• _DATASET ROWS_:

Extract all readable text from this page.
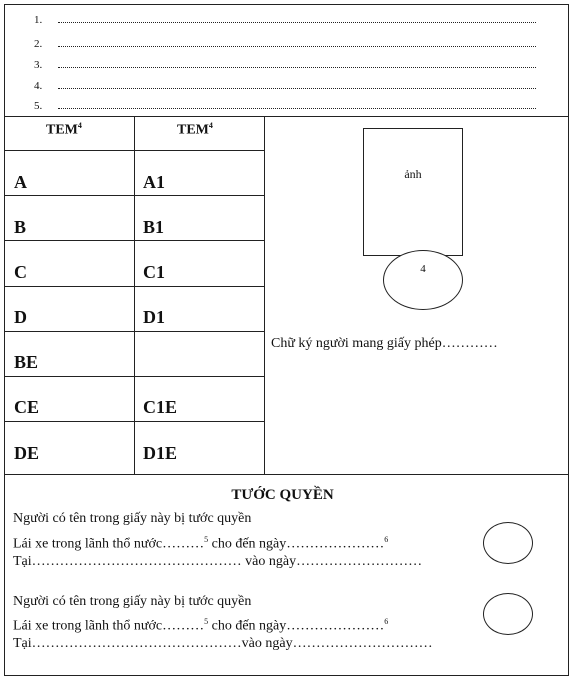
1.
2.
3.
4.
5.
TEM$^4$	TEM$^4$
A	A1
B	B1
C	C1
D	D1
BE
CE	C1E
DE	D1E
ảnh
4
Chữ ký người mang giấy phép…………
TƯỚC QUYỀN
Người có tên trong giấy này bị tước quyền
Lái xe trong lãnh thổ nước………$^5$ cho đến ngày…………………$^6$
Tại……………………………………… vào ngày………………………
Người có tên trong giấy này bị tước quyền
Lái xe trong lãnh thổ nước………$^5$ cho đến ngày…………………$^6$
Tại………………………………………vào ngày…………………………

--

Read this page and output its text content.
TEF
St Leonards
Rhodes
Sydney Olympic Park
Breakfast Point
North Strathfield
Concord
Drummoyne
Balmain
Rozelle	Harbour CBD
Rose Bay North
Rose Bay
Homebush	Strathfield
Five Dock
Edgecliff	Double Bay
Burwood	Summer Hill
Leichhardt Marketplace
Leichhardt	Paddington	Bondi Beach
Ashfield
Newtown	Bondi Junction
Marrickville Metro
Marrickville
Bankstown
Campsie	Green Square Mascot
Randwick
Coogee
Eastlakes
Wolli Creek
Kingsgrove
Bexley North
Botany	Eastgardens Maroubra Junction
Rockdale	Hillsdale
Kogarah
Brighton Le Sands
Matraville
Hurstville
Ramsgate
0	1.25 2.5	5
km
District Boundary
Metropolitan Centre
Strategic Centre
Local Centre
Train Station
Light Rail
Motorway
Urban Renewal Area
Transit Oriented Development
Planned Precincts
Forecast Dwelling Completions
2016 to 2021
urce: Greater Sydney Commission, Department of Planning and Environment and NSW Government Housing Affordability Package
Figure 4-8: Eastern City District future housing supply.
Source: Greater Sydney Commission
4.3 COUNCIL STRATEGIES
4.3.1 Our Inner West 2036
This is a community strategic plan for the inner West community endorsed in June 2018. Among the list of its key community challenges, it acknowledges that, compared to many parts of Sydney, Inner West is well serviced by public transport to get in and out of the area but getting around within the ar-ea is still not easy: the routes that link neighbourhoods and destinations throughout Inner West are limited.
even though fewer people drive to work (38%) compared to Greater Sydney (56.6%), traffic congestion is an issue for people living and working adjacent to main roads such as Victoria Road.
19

* * *

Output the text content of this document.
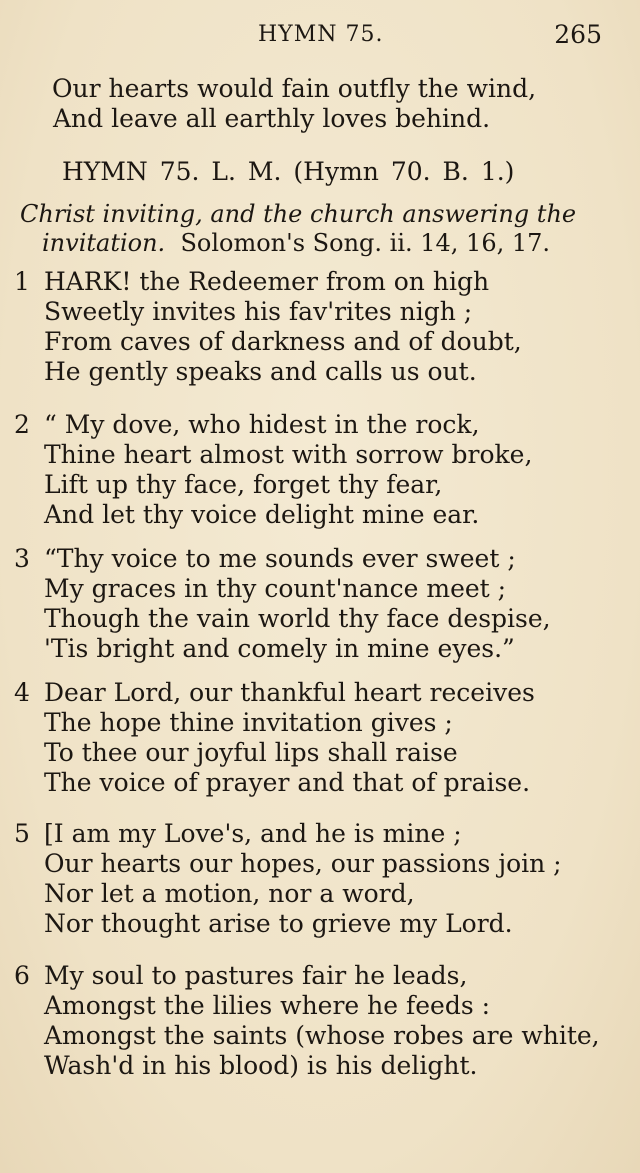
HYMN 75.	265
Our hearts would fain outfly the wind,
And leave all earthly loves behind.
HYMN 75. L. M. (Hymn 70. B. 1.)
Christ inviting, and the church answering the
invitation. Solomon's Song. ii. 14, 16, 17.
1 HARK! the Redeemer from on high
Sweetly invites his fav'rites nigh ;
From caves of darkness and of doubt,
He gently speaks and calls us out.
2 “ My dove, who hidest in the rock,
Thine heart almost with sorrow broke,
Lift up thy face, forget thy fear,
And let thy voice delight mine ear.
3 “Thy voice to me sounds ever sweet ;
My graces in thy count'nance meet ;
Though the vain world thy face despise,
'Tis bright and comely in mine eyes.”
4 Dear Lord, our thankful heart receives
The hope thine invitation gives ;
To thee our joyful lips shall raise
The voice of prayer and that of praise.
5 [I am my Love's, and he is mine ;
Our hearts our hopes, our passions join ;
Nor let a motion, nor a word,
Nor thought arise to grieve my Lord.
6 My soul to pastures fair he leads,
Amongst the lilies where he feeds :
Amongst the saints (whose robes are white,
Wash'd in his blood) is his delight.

• _WRITTEN INSTRUCTION_: Collect every line above that contains the word "voice".

• _RESULT OF THE EXERCISE_:
And let thy voice delight mine ear.
3 “Thy voice to me sounds ever sweet ;
The voice of prayer and that of praise.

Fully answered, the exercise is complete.